**STORED RECORDS**

○ ○ ○

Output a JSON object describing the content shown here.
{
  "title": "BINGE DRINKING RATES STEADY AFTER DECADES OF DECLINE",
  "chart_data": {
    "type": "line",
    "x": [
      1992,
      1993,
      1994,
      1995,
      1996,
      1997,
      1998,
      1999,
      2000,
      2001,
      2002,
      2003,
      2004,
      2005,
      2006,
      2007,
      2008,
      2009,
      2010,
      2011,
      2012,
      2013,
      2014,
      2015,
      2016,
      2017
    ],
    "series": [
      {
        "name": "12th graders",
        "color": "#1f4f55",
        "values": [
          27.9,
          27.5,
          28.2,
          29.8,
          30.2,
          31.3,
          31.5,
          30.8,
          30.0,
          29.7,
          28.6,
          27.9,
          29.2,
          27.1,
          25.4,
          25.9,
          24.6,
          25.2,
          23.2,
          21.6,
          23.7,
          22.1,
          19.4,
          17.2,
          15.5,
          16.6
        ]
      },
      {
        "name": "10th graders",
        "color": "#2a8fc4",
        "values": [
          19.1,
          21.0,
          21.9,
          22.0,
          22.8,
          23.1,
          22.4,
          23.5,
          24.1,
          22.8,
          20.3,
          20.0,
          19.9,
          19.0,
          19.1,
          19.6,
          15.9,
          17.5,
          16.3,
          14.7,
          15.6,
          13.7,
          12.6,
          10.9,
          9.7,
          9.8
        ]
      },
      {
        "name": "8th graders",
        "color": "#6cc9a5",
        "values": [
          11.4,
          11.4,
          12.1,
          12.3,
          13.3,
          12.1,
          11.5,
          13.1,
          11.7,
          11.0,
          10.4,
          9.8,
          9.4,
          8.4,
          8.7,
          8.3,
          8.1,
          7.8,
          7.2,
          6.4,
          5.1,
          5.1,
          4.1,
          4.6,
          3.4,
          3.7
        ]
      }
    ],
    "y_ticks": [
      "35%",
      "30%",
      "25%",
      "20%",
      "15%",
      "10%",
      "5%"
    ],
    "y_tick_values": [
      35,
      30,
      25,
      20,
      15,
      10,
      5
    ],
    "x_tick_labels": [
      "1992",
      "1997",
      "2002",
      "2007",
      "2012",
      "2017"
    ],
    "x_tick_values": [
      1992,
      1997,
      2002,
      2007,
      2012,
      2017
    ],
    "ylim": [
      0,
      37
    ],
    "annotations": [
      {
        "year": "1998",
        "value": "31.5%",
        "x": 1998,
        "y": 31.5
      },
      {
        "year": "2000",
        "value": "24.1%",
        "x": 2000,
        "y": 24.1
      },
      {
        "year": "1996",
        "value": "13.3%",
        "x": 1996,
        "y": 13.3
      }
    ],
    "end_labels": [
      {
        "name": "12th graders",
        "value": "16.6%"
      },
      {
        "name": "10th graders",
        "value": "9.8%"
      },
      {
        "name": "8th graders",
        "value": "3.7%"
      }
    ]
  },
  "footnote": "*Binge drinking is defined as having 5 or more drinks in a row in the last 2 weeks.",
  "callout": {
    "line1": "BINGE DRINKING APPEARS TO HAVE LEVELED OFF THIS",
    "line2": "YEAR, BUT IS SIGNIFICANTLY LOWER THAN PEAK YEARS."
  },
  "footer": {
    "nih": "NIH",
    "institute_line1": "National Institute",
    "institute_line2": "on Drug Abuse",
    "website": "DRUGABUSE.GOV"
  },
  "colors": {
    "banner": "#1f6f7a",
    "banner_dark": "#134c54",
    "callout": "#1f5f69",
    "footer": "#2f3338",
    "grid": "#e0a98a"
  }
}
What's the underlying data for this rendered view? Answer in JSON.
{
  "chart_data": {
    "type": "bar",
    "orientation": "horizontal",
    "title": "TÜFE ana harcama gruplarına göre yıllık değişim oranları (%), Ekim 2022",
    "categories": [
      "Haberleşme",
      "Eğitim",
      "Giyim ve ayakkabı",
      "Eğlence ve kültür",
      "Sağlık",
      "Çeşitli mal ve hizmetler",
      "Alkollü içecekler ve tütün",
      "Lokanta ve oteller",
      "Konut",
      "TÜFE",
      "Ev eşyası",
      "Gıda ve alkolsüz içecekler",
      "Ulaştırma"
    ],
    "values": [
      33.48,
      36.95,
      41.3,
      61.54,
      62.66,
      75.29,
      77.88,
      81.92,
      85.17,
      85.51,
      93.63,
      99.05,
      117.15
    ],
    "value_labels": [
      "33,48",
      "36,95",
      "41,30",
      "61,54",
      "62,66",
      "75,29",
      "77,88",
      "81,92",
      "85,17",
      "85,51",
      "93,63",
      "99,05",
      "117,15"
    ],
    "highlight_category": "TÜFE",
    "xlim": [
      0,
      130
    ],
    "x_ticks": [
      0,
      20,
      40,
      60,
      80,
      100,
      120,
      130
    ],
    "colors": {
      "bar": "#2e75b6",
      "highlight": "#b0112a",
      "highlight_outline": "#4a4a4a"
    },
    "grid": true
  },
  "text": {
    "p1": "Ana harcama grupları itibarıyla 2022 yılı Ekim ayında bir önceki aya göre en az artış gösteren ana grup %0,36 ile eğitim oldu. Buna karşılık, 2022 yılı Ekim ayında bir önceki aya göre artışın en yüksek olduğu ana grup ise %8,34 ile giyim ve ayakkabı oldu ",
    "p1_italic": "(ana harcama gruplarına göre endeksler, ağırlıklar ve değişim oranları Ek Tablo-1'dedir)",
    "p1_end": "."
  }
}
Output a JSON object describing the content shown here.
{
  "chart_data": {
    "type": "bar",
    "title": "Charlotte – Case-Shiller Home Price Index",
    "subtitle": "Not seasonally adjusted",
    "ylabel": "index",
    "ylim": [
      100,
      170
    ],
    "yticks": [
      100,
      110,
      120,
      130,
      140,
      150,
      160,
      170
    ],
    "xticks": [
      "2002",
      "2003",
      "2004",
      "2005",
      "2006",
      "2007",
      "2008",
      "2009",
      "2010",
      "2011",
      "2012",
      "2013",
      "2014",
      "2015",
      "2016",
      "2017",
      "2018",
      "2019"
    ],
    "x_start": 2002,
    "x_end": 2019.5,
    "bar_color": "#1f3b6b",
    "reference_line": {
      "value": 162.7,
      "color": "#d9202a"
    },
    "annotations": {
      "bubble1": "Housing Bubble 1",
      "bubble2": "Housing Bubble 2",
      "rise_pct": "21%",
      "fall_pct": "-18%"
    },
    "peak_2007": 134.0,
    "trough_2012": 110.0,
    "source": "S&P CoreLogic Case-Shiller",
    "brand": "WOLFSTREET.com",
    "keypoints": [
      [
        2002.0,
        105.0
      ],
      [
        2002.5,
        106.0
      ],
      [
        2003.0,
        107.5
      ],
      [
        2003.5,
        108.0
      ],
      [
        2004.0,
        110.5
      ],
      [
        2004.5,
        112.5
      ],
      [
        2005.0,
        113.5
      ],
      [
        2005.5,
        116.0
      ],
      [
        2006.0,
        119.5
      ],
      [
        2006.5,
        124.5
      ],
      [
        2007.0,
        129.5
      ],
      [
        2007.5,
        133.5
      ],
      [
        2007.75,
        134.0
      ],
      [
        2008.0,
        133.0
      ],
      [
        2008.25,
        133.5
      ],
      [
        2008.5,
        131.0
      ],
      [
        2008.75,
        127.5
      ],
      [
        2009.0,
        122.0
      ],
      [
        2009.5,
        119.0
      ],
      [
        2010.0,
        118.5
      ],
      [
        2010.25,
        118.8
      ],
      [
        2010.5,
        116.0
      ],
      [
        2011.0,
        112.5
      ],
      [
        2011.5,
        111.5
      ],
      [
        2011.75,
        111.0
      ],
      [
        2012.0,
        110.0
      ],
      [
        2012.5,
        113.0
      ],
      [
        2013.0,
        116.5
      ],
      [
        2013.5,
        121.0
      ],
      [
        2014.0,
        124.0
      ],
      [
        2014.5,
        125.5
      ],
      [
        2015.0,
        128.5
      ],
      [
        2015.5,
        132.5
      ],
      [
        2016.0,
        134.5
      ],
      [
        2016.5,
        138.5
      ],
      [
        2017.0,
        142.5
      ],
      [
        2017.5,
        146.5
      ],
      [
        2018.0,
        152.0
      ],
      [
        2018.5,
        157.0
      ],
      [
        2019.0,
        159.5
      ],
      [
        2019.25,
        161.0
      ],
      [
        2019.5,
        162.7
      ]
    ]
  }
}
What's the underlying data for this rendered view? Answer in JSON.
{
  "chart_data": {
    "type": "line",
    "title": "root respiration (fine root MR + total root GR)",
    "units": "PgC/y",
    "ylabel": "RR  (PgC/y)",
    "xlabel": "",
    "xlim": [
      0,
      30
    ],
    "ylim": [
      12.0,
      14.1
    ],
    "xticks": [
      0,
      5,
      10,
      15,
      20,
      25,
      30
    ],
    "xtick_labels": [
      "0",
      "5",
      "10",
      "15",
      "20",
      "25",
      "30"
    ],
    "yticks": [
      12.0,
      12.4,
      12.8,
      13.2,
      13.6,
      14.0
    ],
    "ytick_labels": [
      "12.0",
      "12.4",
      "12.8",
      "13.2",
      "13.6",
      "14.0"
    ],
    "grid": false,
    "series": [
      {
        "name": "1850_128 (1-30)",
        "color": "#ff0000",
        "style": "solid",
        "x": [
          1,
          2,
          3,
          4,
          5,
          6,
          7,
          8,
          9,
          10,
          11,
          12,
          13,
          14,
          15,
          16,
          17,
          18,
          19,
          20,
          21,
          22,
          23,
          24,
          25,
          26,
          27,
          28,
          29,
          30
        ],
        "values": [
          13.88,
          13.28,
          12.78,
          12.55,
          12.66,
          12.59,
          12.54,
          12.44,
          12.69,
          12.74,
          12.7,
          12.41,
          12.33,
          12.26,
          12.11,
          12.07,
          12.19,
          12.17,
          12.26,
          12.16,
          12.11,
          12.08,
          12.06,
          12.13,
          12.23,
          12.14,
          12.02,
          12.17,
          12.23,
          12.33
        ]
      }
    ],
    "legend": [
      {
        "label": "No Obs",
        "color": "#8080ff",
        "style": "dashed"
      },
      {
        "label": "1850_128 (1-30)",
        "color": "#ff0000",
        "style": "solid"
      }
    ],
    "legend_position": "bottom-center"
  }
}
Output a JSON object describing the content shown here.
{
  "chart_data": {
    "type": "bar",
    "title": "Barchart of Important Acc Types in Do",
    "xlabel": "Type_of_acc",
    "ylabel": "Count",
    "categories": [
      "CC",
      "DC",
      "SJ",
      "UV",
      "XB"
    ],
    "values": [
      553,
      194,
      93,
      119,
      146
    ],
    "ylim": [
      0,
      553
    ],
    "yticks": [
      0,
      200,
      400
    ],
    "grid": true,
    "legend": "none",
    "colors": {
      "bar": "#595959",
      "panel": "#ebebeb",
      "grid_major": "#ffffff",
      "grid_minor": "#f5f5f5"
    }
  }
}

○ ○ ○

**AIM OF THE TASK**
Count all lines of the data that include "ylabel". The answer is the number alone.

**FINAL ANSWER**
3